## EXERCISE
Go through the listing and copy each line with the string "Julia".

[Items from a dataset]
<<<<

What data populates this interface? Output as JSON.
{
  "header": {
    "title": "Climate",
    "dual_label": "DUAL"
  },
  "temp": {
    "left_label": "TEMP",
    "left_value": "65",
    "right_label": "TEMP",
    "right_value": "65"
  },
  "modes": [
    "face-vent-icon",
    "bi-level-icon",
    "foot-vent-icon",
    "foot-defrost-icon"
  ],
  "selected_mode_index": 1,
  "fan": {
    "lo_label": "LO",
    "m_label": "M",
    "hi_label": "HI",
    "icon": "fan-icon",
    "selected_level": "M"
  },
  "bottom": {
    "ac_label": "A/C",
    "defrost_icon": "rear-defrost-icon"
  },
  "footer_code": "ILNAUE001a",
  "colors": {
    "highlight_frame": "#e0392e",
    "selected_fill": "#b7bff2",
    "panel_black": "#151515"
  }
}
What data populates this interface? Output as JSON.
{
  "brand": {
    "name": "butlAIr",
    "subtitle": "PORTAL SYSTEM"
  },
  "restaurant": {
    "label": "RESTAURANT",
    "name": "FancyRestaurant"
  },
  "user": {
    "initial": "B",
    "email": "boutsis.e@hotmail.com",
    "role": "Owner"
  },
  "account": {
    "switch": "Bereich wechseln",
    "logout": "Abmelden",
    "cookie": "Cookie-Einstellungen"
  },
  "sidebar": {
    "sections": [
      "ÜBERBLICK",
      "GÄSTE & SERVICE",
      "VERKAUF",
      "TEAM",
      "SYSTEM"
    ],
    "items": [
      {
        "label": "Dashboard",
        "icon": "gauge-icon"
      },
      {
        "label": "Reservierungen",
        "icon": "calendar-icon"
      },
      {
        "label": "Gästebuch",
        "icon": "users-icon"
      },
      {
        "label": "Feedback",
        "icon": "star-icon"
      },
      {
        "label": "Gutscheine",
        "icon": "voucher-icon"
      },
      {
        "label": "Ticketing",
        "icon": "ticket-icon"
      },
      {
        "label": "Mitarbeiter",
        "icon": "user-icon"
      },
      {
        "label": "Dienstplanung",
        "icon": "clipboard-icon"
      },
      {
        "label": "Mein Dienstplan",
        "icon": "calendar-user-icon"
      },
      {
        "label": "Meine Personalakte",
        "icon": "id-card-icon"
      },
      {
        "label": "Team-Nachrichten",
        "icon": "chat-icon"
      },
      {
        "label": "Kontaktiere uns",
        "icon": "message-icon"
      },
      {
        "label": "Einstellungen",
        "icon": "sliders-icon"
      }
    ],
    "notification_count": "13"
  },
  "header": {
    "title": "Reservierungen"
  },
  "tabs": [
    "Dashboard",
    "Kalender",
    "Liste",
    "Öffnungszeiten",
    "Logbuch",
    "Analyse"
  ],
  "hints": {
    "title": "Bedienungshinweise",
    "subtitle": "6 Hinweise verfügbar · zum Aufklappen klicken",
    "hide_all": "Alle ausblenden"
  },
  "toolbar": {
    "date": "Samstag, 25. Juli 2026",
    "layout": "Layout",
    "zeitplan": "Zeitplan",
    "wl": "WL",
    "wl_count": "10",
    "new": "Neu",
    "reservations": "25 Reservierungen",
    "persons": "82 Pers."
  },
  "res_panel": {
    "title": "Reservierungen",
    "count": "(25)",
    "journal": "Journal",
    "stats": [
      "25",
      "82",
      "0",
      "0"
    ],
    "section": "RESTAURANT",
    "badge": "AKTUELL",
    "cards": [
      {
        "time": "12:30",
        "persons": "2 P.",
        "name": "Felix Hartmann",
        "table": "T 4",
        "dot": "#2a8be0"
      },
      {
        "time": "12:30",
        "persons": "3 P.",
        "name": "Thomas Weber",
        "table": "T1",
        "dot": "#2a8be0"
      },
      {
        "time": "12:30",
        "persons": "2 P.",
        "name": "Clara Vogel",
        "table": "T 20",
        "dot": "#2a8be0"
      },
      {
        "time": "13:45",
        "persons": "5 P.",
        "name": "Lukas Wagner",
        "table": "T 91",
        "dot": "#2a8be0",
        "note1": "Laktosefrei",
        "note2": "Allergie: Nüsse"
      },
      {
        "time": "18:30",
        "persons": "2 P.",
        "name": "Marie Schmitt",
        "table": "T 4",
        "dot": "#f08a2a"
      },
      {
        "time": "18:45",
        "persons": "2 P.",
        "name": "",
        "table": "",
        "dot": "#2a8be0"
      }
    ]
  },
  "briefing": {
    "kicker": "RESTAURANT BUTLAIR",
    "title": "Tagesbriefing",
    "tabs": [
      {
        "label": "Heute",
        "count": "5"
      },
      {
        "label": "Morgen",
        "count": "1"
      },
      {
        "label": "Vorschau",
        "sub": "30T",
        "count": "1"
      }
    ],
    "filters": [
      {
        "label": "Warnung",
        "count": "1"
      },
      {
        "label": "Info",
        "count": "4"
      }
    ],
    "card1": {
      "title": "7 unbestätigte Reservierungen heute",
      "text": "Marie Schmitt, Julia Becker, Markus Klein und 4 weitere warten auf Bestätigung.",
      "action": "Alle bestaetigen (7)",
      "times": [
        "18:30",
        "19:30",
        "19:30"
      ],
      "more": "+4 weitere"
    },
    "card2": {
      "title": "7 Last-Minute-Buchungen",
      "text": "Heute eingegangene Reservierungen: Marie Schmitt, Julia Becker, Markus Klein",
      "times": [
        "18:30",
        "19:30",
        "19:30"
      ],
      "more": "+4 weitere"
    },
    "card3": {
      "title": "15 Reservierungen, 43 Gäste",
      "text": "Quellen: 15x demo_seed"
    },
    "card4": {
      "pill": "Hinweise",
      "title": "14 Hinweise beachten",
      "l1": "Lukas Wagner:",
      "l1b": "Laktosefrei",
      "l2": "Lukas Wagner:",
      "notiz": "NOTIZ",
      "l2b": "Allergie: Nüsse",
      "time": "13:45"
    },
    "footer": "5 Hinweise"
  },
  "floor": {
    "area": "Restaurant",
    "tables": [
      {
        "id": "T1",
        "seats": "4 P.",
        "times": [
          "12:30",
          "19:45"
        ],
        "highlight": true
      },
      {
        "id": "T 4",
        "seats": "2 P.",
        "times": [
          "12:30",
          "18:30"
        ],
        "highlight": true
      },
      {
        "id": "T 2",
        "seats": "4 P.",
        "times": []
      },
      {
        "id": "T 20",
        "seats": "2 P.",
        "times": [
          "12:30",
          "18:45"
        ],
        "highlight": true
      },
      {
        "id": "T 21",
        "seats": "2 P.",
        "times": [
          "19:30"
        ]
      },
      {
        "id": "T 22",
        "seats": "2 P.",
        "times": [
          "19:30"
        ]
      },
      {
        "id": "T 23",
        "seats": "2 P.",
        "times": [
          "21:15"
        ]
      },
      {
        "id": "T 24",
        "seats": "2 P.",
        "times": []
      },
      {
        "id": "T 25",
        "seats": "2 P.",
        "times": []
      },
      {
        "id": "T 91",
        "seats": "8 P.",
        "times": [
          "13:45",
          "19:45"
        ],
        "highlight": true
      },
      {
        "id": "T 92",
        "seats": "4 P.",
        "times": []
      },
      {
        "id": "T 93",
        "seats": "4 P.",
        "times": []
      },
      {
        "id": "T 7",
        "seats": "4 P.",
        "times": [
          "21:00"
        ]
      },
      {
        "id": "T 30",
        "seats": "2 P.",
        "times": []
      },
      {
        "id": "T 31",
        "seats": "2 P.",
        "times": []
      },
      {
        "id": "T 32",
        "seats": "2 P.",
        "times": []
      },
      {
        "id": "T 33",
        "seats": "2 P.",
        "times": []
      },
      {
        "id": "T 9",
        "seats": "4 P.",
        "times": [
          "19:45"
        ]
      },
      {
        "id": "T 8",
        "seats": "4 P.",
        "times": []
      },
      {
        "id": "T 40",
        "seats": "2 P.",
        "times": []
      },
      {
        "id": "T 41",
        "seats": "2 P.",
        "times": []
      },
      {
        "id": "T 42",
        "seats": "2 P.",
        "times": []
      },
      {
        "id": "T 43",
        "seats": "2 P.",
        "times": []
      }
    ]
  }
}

>>>>

## FINAL RESULT
      "text": "Marie Schmitt, Julia Becker, Markus Klein und 4 weitere warten auf Bestätigung.",
      "text": "Heute eingegangene Reservierungen: Marie Schmitt, Julia Becker, Markus Klein",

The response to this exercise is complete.